Dataset records:
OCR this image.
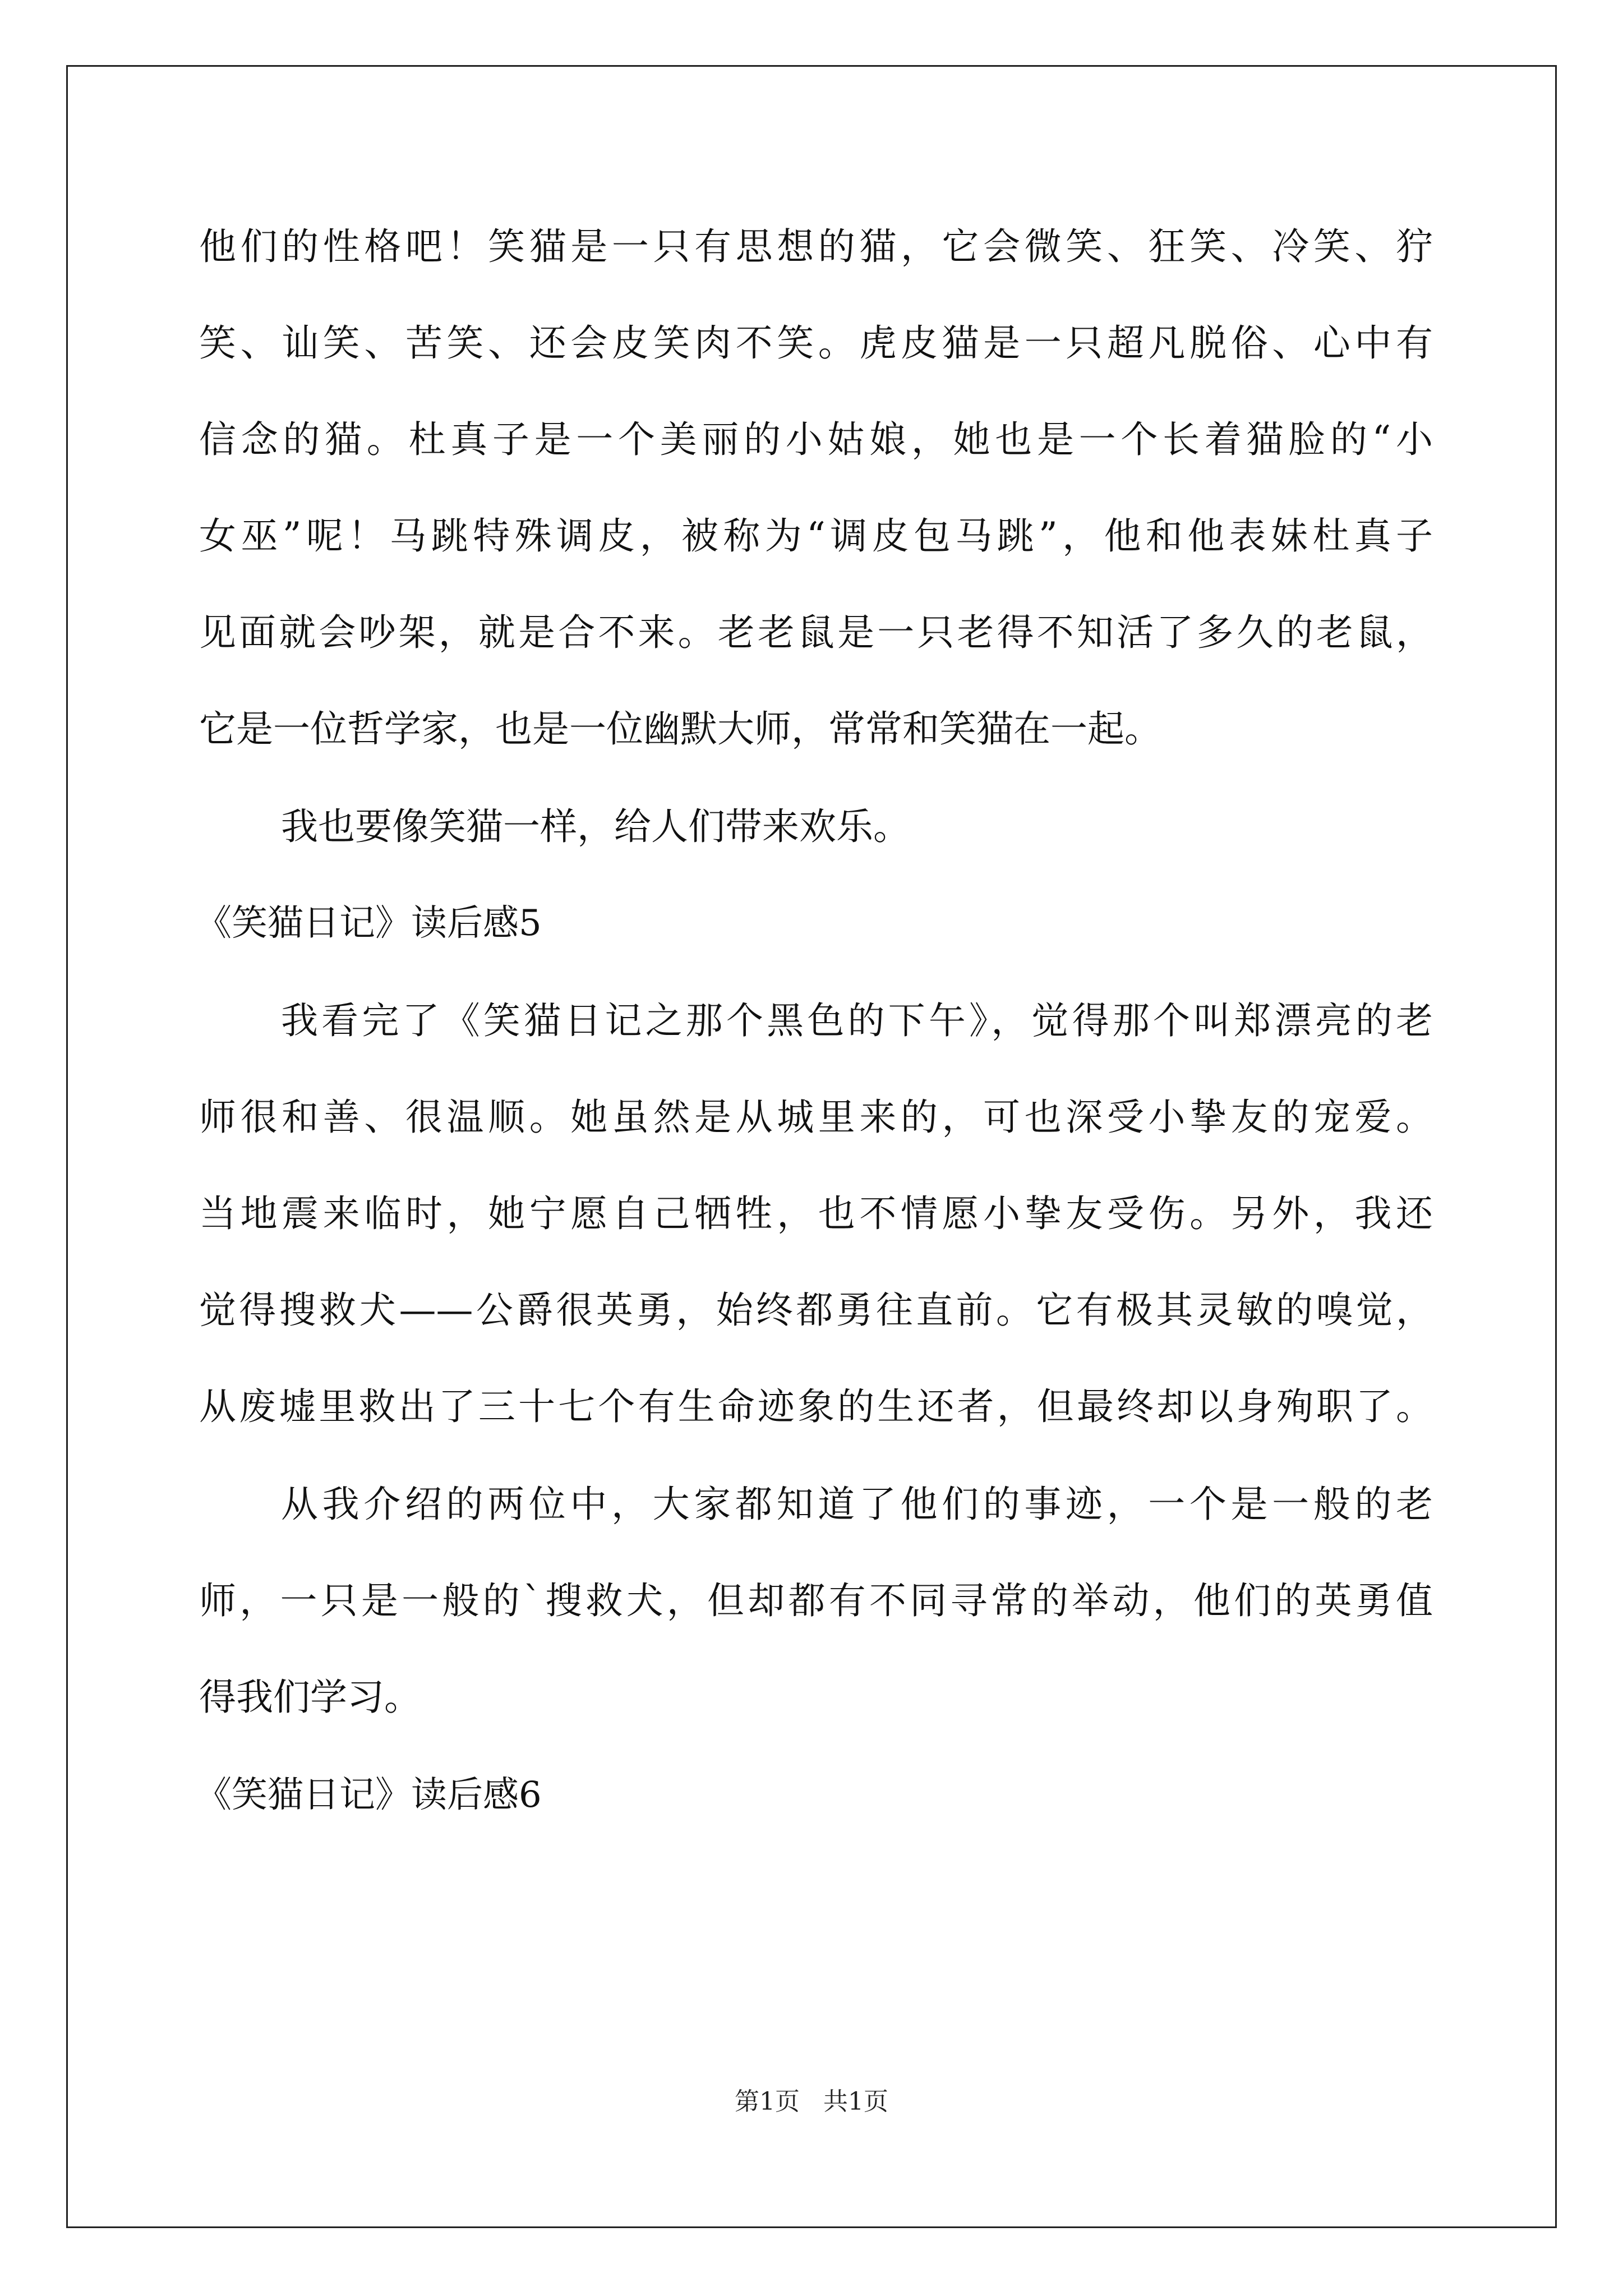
他们的性格吧！笑猫是一只有思想的猫，它会微笑、狂笑、冷笑、狞
笑、讪笑、苦笑、还会皮笑肉不笑。虎皮猫是一只超凡脱俗、心中有
信念的猫。杜真子是一个美丽的小姑娘，她也是一个长着猫脸的“小
女巫”呢！马跳特殊调皮，被称为“调皮包马跳”，他和他表妹杜真子
见面就会吵架，就是合不来。老老鼠是一只老得不知活了多久的老鼠，
它是一位哲学家，也是一位幽默大师，常常和笑猫在一起。
我也要像笑猫一样，给人们带来欢乐。
《笑猫日记》读后感5
我看完了《笑猫日记之那个黑色的下午》，觉得那个叫郑漂亮的老
师很和善、很温顺。她虽然是从城里来的，可也深受小挚友的宠爱。
当地震来临时，她宁愿自己牺牲，也不情愿小挚友受伤。另外，我还
觉得搜救犬——公爵很英勇，始终都勇往直前。它有极其灵敏的嗅觉，
从废墟里救出了三十七个有生命迹象的生还者，但最终却以身殉职了。
从我介绍的两位中，大家都知道了他们的事迹，一个是一般的老
师，一只是一般的`搜救犬，但却都有不同寻常的举动，他们的英勇值
得我们学习。
《笑猫日记》读后感6
第1页   共1页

PROBLEM REQUIREMENTS —
Skipping the pictures, transcribe each line above exactly as it appears.

EXERCISE OUTPUT —
OCR this image.
他们的性格吧！笑猫是一只有思想的猫，它会微笑、狂笑、冷笑、狞
笑、讪笑、苦笑、还会皮笑肉不笑。虎皮猫是一只超凡脱俗、心中有
信念的猫。杜真子是一个美丽的小姑娘，她也是一个长着猫脸的“小
女巫”呢！马跳特殊调皮，被称为“调皮包马跳”，他和他表妹杜真子
见面就会吵架，就是合不来。老老鼠是一只老得不知活了多久的老鼠，
它是一位哲学家，也是一位幽默大师，常常和笑猫在一起。
我也要像笑猫一样，给人们带来欢乐。
《笑猫日记》读后感5
我看完了《笑猫日记之那个黑色的下午》，觉得那个叫郑漂亮的老
师很和善、很温顺。她虽然是从城里来的，可也深受小挚友的宠爱。
当地震来临时，她宁愿自己牺牲，也不情愿小挚友受伤。另外，我还
觉得搜救犬——公爵很英勇，始终都勇往直前。它有极其灵敏的嗅觉，
从废墟里救出了三十七个有生命迹象的生还者，但最终却以身殉职了。
从我介绍的两位中，大家都知道了他们的事迹，一个是一般的老
师，一只是一般的`搜救犬，但却都有不同寻常的举动，他们的英勇值
得我们学习。
《笑猫日记》读后感6
第1页   共1页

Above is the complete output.